▶ _Your task_
Print the full listing exactly.
_ _ _ _ _ _ _
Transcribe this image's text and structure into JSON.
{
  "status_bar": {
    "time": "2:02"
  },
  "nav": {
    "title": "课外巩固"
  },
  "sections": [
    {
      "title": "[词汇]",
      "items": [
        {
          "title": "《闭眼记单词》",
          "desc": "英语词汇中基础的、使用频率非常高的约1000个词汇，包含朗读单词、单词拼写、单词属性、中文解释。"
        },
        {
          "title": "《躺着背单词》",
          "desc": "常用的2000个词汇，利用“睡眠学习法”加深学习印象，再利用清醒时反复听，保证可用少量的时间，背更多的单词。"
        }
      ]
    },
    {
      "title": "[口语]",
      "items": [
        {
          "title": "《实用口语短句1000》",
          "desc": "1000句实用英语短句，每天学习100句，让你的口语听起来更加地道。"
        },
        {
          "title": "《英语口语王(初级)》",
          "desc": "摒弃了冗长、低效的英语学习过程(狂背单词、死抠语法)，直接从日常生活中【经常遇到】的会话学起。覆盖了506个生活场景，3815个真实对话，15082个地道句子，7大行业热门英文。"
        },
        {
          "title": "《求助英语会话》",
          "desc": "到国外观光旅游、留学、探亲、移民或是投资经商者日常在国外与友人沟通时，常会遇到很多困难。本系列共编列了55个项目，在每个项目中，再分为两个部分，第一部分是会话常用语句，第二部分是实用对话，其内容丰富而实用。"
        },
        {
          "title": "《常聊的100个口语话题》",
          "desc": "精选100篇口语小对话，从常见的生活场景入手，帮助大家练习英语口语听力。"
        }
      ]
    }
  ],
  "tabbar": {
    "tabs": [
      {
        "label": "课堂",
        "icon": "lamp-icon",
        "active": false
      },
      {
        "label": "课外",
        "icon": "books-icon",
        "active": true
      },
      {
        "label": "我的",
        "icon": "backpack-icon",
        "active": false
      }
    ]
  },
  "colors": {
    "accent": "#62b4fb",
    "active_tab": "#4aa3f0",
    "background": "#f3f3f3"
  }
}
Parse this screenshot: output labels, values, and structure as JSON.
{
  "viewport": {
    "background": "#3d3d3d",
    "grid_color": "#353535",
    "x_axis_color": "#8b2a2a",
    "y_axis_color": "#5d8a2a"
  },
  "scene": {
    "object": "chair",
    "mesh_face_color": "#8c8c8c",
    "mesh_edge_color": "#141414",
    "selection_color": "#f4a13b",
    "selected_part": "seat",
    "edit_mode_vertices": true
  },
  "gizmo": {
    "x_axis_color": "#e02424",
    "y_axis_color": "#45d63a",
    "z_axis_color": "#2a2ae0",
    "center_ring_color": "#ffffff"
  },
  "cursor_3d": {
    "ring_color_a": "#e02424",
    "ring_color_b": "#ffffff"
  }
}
_ _ _ _ _ _ _
▶ _Answer below_
Transcribe this image's text and structure into JSON.
{
  "status_bar": {
    "time": "2:02"
  },
  "nav": {
    "title": "课外巩固"
  },
  "sections": [
    {
      "title": "[词汇]",
      "items": [
        {
          "title": "《闭眼记单词》",
          "desc": "英语词汇中基础的、使用频率非常高的约1000个词汇，包含朗读单词、单词拼写、单词属性、中文解释。"
        },
        {
          "title": "《躺着背单词》",
          "desc": "常用的2000个词汇，利用“睡眠学习法”加深学习印象，再利用清醒时反复听，保证可用少量的时间，背更多的单词。"
        }
      ]
    },
    {
      "title": "[口语]",
      "items": [
        {
          "title": "《实用口语短句1000》",
          "desc": "1000句实用英语短句，每天学习100句，让你的口语听起来更加地道。"
        },
        {
          "title": "《英语口语王(初级)》",
          "desc": "摒弃了冗长、低效的英语学习过程(狂背单词、死抠语法)，直接从日常生活中【经常遇到】的会话学起。覆盖了506个生活场景，3815个真实对话，15082个地道句子，7大行业热门英文。"
        },
        {
          "title": "《求助英语会话》",
          "desc": "到国外观光旅游、留学、探亲、移民或是投资经商者日常在国外与友人沟通时，常会遇到很多困难。本系列共编列了55个项目，在每个项目中，再分为两个部分，第一部分是会话常用语句，第二部分是实用对话，其内容丰富而实用。"
        },
        {
          "title": "《常聊的100个口语话题》",
          "desc": "精选100篇口语小对话，从常见的生活场景入手，帮助大家练习英语口语听力。"
        }
      ]
    }
  ],
  "tabbar": {
    "tabs": [
      {
        "label": "课堂",
        "icon": "lamp-icon",
        "active": false
      },
      {
        "label": "课外",
        "icon": "books-icon",
        "active": true
      },
      {
        "label": "我的",
        "icon": "backpack-icon",
        "active": false
      }
    ]
  },
  "colors": {
    "accent": "#62b4fb",
    "active_tab": "#4aa3f0",
    "background": "#f3f3f3"
  }
}
Parse this screenshot: output labels, values, and structure as JSON.
{
  "viewport": {
    "background": "#3d3d3d",
    "grid_color": "#353535",
    "x_axis_color": "#8b2a2a",
    "y_axis_color": "#5d8a2a"
  },
  "scene": {
    "object": "chair",
    "mesh_face_color": "#8c8c8c",
    "mesh_edge_color": "#141414",
    "selection_color": "#f4a13b",
    "selected_part": "seat",
    "edit_mode_vertices": true
  },
  "gizmo": {
    "x_axis_color": "#e02424",
    "y_axis_color": "#45d63a",
    "z_axis_color": "#2a2ae0",
    "center_ring_color": "#ffffff"
  },
  "cursor_3d": {
    "ring_color_a": "#e02424",
    "ring_color_b": "#ffffff"
  }
}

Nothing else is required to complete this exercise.